_Stated exercise:_ Restate the listing that follows word for word, without its pictures.

_Dataset items:_
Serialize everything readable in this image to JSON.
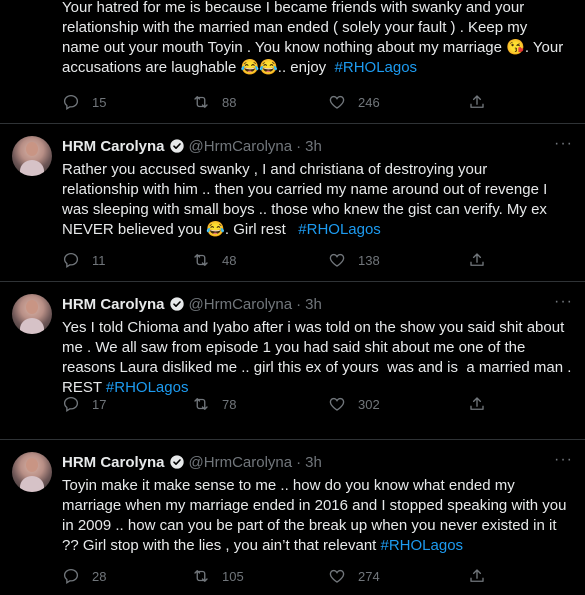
{
  "tweets": [
    {
      "text_parts": [
        "Your hatred for me is because I became friends with swanky and your\nrelationship with the married man ended ( solely your fault ) . Keep my\nname out your mouth Toyin . You know nothing about my marriage 😘. Your\naccusations are laughable 😂😂.. enjoy  ",
        "#RHOLagos"
      ],
      "replies": "15",
      "retweets": "88",
      "likes": "246"
    },
    {
      "name": "HRM Carolyna",
      "handle": "@HrmCarolyna",
      "dot": "·",
      "time": "3h",
      "text_parts": [
        "Rather you accused swanky , I and christiana of destroying your\nrelationship with him .. then you carried my name around out of revenge I\nwas sleeping with small boys .. those who knew the gist can verify. My ex\nNEVER believed you 😂. Girl rest   ",
        "#RHOLagos"
      ],
      "replies": "11",
      "retweets": "48",
      "likes": "138"
    },
    {
      "name": "HRM Carolyna",
      "handle": "@HrmCarolyna",
      "dot": "·",
      "time": "3h",
      "text_parts": [
        "Yes I told Chioma and Iyabo after i was told on the show you said shit about\nme . We all saw from episode 1 you had said shit about me one of the\nreasons Laura disliked me .. girl this ex of yours  was and is  a married man .\nREST ",
        "#RHOLagos"
      ],
      "replies": "17",
      "retweets": "78",
      "likes": "302"
    },
    {
      "name": "HRM Carolyna",
      "handle": "@HrmCarolyna",
      "dot": "·",
      "time": "3h",
      "text_parts": [
        "Toyin make it make sense to me .. how do you know what ended my\nmarriage when my marriage ended in 2016 and I stopped speaking with you\nin 2009 .. how can you be part of the break up when you never existed in it\n?? Girl stop with the lies , you ain’t that relevant ",
        "#RHOLagos"
      ],
      "replies": "28",
      "retweets": "105",
      "likes": "274"
    }
  ],
  "colors": {
    "background": "#000000",
    "text": "#e7e9ea",
    "muted": "#71767b",
    "link": "#1d9bf0",
    "divider": "#2f3336"
  },
  "icons": [
    "verified-badge-icon",
    "more-options-icon",
    "reply-icon",
    "retweet-icon",
    "like-icon",
    "share-icon"
  ]
}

_Output for this task:_
Serialize everything readable in this image to JSON.
{
  "tweets": [
    {
      "text_parts": [
        "Your hatred for me is because I became friends with swanky and your\nrelationship with the married man ended ( solely your fault ) . Keep my\nname out your mouth Toyin . You know nothing about my marriage 😘. Your\naccusations are laughable 😂😂.. enjoy  ",
        "#RHOLagos"
      ],
      "replies": "15",
      "retweets": "88",
      "likes": "246"
    },
    {
      "name": "HRM Carolyna",
      "handle": "@HrmCarolyna",
      "dot": "·",
      "time": "3h",
      "text_parts": [
        "Rather you accused swanky , I and christiana of destroying your\nrelationship with him .. then you carried my name around out of revenge I\nwas sleeping with small boys .. those who knew the gist can verify. My ex\nNEVER believed you 😂. Girl rest   ",
        "#RHOLagos"
      ],
      "replies": "11",
      "retweets": "48",
      "likes": "138"
    },
    {
      "name": "HRM Carolyna",
      "handle": "@HrmCarolyna",
      "dot": "·",
      "time": "3h",
      "text_parts": [
        "Yes I told Chioma and Iyabo after i was told on the show you said shit about\nme . We all saw from episode 1 you had said shit about me one of the\nreasons Laura disliked me .. girl this ex of yours  was and is  a married man .\nREST ",
        "#RHOLagos"
      ],
      "replies": "17",
      "retweets": "78",
      "likes": "302"
    },
    {
      "name": "HRM Carolyna",
      "handle": "@HrmCarolyna",
      "dot": "·",
      "time": "3h",
      "text_parts": [
        "Toyin make it make sense to me .. how do you know what ended my\nmarriage when my marriage ended in 2016 and I stopped speaking with you\nin 2009 .. how can you be part of the break up when you never existed in it\n?? Girl stop with the lies , you ain’t that relevant ",
        "#RHOLagos"
      ],
      "replies": "28",
      "retweets": "105",
      "likes": "274"
    }
  ],
  "colors": {
    "background": "#000000",
    "text": "#e7e9ea",
    "muted": "#71767b",
    "link": "#1d9bf0",
    "divider": "#2f3336"
  },
  "icons": [
    "verified-badge-icon",
    "more-options-icon",
    "reply-icon",
    "retweet-icon",
    "like-icon",
    "share-icon"
  ]
}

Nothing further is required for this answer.